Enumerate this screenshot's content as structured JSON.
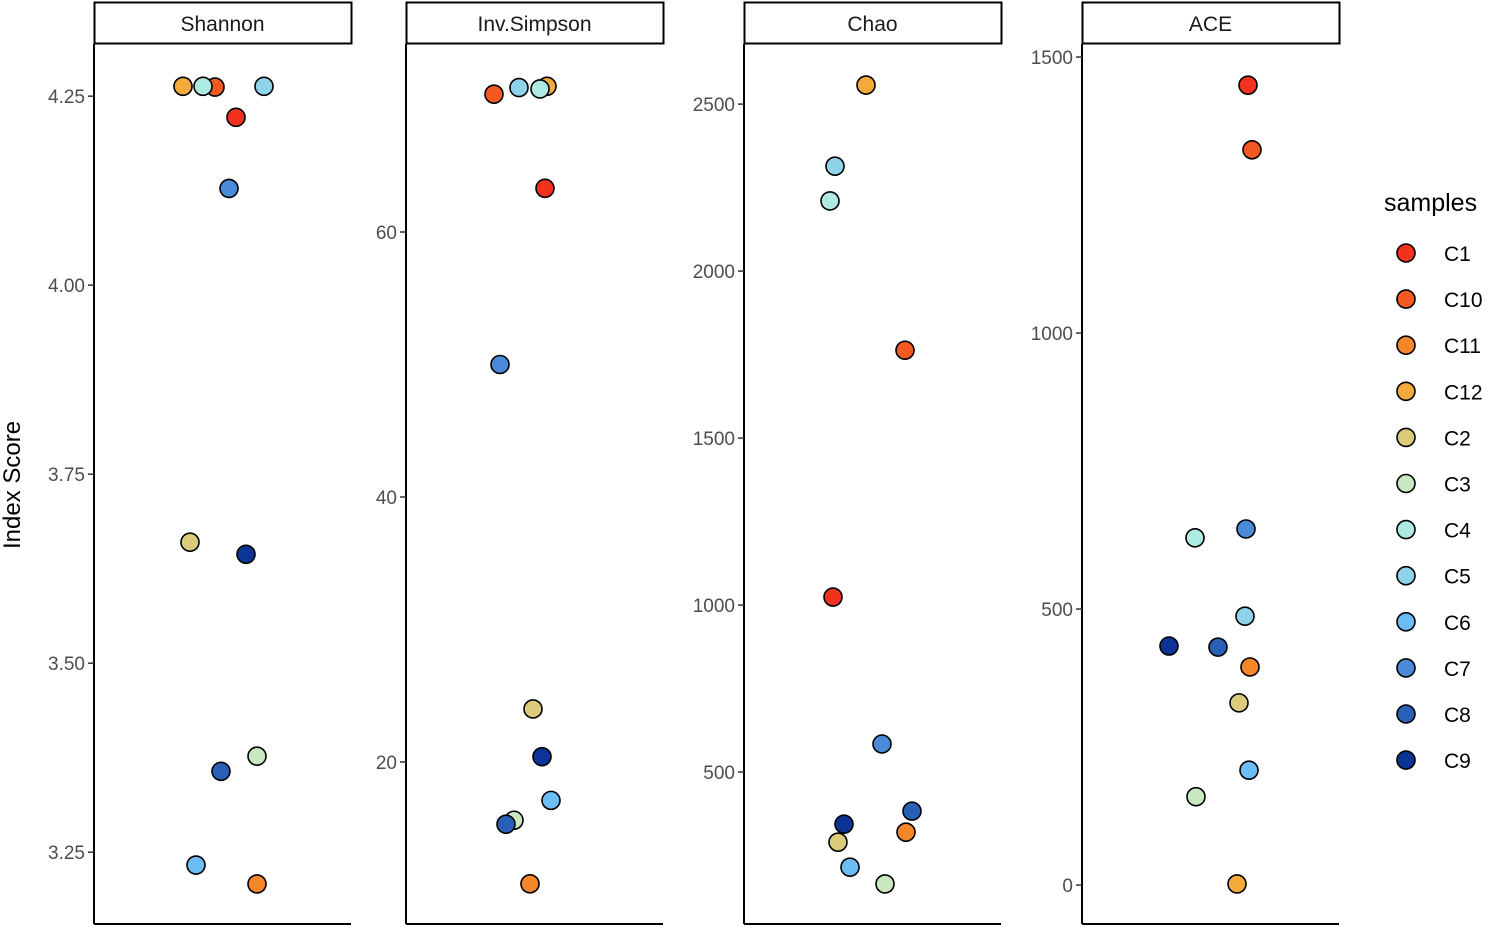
{
  "chart_data": {
    "type": "scatter",
    "ylabel": "Index Score",
    "legend": {
      "title": "samples",
      "placement": "right"
    },
    "samples": [
      "C1",
      "C10",
      "C11",
      "C12",
      "C2",
      "C3",
      "C4",
      "C5",
      "C6",
      "C7",
      "C8",
      "C9"
    ],
    "colors": {
      "C1": "#f0321e",
      "C10": "#f35a22",
      "C11": "#f5862a",
      "C12": "#f2ab3a",
      "C2": "#dccb7a",
      "C3": "#c9e8c0",
      "C4": "#aeeae2",
      "C5": "#8fd3ea",
      "C6": "#6cbcf5",
      "C7": "#4a8ad8",
      "C8": "#2a5fb8",
      "C9": "#0c3496"
    },
    "panels": [
      {
        "title": "Shannon",
        "ylim": [
          3.155,
          4.319
        ],
        "ticks": [
          3.25,
          3.5,
          3.75,
          4.0,
          4.25
        ],
        "tick_labels": [
          "3.25",
          "3.50",
          "3.75",
          "4.00",
          "4.25"
        ],
        "values": {
          "C1": 4.222,
          "C10": 4.262,
          "C11": 3.208,
          "C12": 4.263,
          "C2": 3.66,
          "C3": 3.377,
          "C4": 4.263,
          "C5": 4.263,
          "C6": 3.233,
          "C7": 4.128,
          "C8": 3.357,
          "C9": 3.644
        }
      },
      {
        "title": "Inv.Simpson",
        "ylim": [
          7.77,
          74.19
        ],
        "ticks": [
          20,
          40,
          60
        ],
        "tick_labels": [
          "20",
          "40",
          "60"
        ],
        "values": {
          "C1": 63.3,
          "C10": 70.4,
          "C11": 10.8,
          "C12": 71.0,
          "C2": 24.0,
          "C3": 15.6,
          "C4": 70.8,
          "C5": 70.9,
          "C6": 17.1,
          "C7": 50.0,
          "C8": 15.3,
          "C9": 20.4
        }
      },
      {
        "title": "Chao",
        "ylim": [
          45,
          2680
        ],
        "ticks": [
          500,
          1000,
          1500,
          2000,
          2500
        ],
        "tick_labels": [
          "500",
          "1000",
          "1500",
          "2000",
          "2500"
        ],
        "values": {
          "C1": 1024,
          "C10": 1763,
          "C11": 320,
          "C12": 2557,
          "C2": 290,
          "C3": 165,
          "C4": 2210,
          "C5": 2314,
          "C6": 215,
          "C7": 584,
          "C8": 383,
          "C9": 344
        }
      },
      {
        "title": "ACE",
        "ylim": [
          -70.6,
          1523.6
        ],
        "ticks": [
          0,
          500,
          1000,
          1500
        ],
        "tick_labels": [
          "0",
          "500",
          "1000",
          "1500"
        ],
        "values": {
          "C1": 1449,
          "C10": 1332,
          "C11": 395,
          "C12": 2,
          "C2": 330,
          "C3": 160,
          "C4": 629,
          "C5": 487,
          "C6": 208,
          "C7": 645,
          "C8": 431,
          "C9": 433
        }
      }
    ]
  }
}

══════════

TASK GOAL - Go through the material and select each line with the string "title" in it.

SOLUTION BELOW -
      "title": "samples",
        "title": "Shannon",
        "title": "Inv.Simpson",
        "title": "Chao",
        "title": "ACE",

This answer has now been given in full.